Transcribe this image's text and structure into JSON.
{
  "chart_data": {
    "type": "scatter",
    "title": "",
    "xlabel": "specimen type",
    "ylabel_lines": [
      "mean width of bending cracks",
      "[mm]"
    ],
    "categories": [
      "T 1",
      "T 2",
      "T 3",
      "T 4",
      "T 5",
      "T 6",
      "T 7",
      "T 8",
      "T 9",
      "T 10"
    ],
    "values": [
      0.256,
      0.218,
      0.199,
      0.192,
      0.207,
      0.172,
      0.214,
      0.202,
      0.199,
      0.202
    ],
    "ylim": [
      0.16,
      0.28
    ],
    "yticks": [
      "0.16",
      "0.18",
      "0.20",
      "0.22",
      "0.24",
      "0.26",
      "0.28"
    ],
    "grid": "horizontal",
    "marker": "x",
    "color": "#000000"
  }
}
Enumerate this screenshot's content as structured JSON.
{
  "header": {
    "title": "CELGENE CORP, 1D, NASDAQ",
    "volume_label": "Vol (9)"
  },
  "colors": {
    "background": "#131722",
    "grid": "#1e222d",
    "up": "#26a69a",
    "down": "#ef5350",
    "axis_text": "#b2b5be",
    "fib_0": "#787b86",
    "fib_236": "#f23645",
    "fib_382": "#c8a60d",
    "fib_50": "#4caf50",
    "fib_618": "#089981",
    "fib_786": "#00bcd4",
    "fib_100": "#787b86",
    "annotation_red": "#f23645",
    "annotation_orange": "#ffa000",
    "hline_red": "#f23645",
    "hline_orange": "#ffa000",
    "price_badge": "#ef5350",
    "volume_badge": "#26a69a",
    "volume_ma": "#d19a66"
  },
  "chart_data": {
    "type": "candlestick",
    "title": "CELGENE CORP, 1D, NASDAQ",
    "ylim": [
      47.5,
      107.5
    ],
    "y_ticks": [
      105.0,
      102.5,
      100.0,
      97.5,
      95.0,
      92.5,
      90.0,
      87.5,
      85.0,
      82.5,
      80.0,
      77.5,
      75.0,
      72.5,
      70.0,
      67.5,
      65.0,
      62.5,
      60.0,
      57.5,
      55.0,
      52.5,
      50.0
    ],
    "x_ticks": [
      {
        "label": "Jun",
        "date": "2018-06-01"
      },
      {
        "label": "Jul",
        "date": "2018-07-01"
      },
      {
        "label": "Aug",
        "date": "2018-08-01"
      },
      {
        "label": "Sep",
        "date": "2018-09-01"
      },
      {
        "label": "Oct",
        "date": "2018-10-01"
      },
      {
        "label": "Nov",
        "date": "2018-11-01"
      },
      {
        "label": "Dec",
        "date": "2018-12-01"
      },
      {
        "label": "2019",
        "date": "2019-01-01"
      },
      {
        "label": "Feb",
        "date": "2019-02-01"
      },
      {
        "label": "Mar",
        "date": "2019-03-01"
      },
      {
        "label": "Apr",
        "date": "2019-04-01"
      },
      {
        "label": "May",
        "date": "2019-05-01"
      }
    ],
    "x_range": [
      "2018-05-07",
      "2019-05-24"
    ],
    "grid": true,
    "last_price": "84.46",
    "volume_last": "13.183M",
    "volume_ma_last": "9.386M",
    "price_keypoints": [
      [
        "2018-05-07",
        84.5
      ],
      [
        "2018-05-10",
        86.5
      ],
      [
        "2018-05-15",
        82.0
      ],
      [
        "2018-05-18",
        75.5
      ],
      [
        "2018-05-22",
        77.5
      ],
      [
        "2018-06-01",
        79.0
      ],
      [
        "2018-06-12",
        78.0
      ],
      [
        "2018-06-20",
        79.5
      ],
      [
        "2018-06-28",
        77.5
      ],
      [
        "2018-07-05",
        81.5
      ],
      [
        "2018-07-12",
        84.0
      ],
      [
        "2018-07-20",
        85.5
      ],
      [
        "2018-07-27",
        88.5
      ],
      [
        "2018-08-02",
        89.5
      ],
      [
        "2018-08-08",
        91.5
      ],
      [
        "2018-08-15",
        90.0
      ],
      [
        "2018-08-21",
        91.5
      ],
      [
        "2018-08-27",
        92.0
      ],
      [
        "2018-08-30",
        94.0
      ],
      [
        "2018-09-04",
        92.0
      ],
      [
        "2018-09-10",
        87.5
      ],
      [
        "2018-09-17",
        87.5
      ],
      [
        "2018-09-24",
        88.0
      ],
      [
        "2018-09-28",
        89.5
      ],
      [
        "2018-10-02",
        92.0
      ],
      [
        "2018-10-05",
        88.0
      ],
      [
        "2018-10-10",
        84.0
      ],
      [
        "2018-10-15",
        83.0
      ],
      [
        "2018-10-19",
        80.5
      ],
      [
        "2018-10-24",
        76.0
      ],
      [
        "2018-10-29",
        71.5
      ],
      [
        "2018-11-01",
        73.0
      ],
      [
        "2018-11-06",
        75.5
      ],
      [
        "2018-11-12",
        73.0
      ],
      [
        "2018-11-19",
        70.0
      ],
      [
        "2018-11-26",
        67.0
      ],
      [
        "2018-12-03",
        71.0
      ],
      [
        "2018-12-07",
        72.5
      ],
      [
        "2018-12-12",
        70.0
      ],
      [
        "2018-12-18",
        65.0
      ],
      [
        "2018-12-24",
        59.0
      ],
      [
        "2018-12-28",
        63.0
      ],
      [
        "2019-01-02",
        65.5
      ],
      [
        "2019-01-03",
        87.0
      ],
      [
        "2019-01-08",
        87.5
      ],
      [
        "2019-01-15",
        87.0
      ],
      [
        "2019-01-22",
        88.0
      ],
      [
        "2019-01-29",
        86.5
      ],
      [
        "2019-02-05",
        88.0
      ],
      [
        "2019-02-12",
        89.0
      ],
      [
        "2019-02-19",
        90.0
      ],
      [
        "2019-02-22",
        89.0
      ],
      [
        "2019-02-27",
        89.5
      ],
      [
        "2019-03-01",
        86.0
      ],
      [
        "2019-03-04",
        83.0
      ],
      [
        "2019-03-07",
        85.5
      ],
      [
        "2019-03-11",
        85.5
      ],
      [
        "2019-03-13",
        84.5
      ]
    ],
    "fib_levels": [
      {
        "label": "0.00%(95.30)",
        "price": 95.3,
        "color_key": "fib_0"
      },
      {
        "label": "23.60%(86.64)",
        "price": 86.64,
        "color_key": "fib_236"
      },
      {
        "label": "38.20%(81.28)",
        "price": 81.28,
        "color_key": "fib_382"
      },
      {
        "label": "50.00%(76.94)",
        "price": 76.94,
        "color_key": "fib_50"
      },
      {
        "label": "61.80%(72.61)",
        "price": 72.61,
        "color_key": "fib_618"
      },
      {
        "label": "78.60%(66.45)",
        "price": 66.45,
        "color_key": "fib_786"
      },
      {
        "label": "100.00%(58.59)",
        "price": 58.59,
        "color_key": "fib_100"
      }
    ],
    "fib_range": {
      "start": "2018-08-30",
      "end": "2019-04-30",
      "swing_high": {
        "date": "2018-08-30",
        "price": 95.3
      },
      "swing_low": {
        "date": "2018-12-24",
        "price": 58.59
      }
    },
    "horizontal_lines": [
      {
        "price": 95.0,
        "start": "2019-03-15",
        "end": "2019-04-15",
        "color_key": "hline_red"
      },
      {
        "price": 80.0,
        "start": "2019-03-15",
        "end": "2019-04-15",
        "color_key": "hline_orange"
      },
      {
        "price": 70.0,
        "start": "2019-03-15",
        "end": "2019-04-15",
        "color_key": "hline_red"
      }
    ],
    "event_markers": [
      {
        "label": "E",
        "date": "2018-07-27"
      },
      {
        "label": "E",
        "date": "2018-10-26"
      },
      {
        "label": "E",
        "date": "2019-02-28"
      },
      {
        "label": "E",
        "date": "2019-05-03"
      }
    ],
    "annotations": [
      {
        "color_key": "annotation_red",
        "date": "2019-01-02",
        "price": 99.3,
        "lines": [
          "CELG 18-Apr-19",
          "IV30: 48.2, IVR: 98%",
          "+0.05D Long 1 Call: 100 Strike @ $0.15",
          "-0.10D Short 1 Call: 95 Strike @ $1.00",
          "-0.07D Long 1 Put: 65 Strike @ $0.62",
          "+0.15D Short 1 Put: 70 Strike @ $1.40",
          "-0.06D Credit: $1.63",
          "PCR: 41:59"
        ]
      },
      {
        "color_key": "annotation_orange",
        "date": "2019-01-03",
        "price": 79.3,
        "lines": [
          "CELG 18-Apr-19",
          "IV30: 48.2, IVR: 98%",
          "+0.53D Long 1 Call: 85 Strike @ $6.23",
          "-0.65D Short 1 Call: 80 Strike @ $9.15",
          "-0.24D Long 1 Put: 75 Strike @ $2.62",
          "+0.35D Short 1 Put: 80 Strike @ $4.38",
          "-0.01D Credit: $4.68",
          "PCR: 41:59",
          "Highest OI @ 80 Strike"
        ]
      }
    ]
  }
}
--------
State the number of lines that contain the string "this", with no other words.

[Task result]
2